◆ Problem description: Return each line of the material verbatim.
# Start of Supplied data
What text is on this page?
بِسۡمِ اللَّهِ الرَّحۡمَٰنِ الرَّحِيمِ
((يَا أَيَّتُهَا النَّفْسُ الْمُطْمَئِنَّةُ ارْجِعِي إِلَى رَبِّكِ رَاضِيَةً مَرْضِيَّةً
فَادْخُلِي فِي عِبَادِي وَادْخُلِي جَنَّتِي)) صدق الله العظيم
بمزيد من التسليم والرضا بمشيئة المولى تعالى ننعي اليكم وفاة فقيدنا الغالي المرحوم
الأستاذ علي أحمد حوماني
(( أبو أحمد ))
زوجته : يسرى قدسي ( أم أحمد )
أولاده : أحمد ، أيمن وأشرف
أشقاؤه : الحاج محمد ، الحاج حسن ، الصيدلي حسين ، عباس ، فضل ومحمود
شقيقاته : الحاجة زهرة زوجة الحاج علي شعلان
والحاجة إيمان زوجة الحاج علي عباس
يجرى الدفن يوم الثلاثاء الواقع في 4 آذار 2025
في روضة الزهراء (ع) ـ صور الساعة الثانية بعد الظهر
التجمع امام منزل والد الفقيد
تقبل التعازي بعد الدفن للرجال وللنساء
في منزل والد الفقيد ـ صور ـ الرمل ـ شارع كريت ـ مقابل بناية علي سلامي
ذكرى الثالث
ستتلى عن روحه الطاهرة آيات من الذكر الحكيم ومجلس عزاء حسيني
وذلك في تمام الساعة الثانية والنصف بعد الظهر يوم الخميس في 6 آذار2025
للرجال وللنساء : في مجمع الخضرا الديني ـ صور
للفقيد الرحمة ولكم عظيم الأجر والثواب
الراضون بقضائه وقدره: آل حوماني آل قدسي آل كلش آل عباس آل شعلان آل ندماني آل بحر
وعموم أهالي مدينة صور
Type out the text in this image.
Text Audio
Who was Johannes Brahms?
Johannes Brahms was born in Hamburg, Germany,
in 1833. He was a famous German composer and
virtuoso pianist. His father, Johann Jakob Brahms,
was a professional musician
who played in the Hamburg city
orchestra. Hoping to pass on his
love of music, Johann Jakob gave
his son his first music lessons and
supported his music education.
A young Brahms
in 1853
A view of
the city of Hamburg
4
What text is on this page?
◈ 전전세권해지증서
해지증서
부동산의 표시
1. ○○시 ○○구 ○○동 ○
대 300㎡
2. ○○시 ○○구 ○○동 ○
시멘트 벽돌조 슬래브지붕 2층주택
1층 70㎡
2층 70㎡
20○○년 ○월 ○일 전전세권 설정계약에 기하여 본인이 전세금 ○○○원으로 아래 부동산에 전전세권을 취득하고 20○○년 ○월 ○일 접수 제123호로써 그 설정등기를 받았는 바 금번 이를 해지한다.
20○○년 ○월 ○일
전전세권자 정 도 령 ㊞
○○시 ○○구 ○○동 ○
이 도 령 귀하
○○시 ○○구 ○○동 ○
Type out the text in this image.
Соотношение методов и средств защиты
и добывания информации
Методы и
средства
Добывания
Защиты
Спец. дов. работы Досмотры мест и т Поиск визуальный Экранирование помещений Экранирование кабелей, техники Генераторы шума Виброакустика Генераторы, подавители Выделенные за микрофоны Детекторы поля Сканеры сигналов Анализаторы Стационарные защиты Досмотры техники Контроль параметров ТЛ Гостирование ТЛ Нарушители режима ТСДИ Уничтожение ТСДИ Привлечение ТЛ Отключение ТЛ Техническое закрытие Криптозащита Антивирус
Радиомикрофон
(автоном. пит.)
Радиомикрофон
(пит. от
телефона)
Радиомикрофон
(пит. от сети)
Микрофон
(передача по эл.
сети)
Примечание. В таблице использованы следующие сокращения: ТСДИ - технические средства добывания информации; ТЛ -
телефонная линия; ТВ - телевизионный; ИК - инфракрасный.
# End of Supplied data
◆ Response:
What text is on this page?
بِسۡمِ اللَّهِ الرَّحۡمَٰنِ الرَّحِيمِ
((يَا أَيَّتُهَا النَّفْسُ الْمُطْمَئِنَّةُ ارْجِعِي إِلَى رَبِّكِ رَاضِيَةً مَرْضِيَّةً
فَادْخُلِي فِي عِبَادِي وَادْخُلِي جَنَّتِي)) صدق الله العظيم
بمزيد من التسليم والرضا بمشيئة المولى تعالى ننعي اليكم وفاة فقيدنا الغالي المرحوم
الأستاذ علي أحمد حوماني
(( أبو أحمد ))
زوجته : يسرى قدسي ( أم أحمد )
أولاده : أحمد ، أيمن وأشرف
أشقاؤه : الحاج محمد ، الحاج حسن ، الصيدلي حسين ، عباس ، فضل ومحمود
شقيقاته : الحاجة زهرة زوجة الحاج علي شعلان
والحاجة إيمان زوجة الحاج علي عباس
يجرى الدفن يوم الثلاثاء الواقع في 4 آذار 2025
في روضة الزهراء (ع) ـ صور الساعة الثانية بعد الظهر
التجمع امام منزل والد الفقيد
تقبل التعازي بعد الدفن للرجال وللنساء
في منزل والد الفقيد ـ صور ـ الرمل ـ شارع كريت ـ مقابل بناية علي سلامي
ذكرى الثالث
ستتلى عن روحه الطاهرة آيات من الذكر الحكيم ومجلس عزاء حسيني
وذلك في تمام الساعة الثانية والنصف بعد الظهر يوم الخميس في 6 آذار2025
للرجال وللنساء : في مجمع الخضرا الديني ـ صور
للفقيد الرحمة ولكم عظيم الأجر والثواب
الراضون بقضائه وقدره: آل حوماني آل قدسي آل كلش آل عباس آل شعلان آل ندماني آل بحر
وعموم أهالي مدينة صور
Type out the text in this image.
Text Audio
Who was Johannes Brahms?
Johannes Brahms was born in Hamburg, Germany,
in 1833. He was a famous German composer and
virtuoso pianist. His father, Johann Jakob Brahms,
was a professional musician
who played in the Hamburg city
orchestra. Hoping to pass on his
love of music, Johann Jakob gave
his son his first music lessons and
supported his music education.
A young Brahms
in 1853
A view of
the city of Hamburg
4
What text is on this page?
◈ 전전세권해지증서
해지증서
부동산의 표시
1. ○○시 ○○구 ○○동 ○
대 300㎡
2. ○○시 ○○구 ○○동 ○
시멘트 벽돌조 슬래브지붕 2층주택
1층 70㎡
2층 70㎡
20○○년 ○월 ○일 전전세권 설정계약에 기하여 본인이 전세금 ○○○원으로 아래 부동산에 전전세권을 취득하고 20○○년 ○월 ○일 접수 제123호로써 그 설정등기를 받았는 바 금번 이를 해지한다.
20○○년 ○월 ○일
전전세권자 정 도 령 ㊞
○○시 ○○구 ○○동 ○
이 도 령 귀하
○○시 ○○구 ○○동 ○
Type out the text in this image.
Соотношение методов и средств защиты
и добывания информации
Методы и
средства
Добывания
Защиты
Спец. дов. работы Досмотры мест и т Поиск визуальный Экранирование помещений Экранирование кабелей, техники Генераторы шума Виброакустика Генераторы, подавители Выделенные за микрофоны Детекторы поля Сканеры сигналов Анализаторы Стационарные защиты Досмотры техники Контроль параметров ТЛ Гостирование ТЛ Нарушители режима ТСДИ Уничтожение ТСДИ Привлечение ТЛ Отключение ТЛ Техническое закрытие Криптозащита Антивирус
Радиомикрофон
(автоном. пит.)
Радиомикрофон
(пит. от
телефона)
Радиомикрофон
(пит. от сети)
Микрофон
(передача по эл.
сети)
Примечание. В таблице использованы следующие сокращения: ТСДИ - технические средства добывания информации; ТЛ -
телефонная линия; ТВ - телевизионный; ИК - инфракрасный.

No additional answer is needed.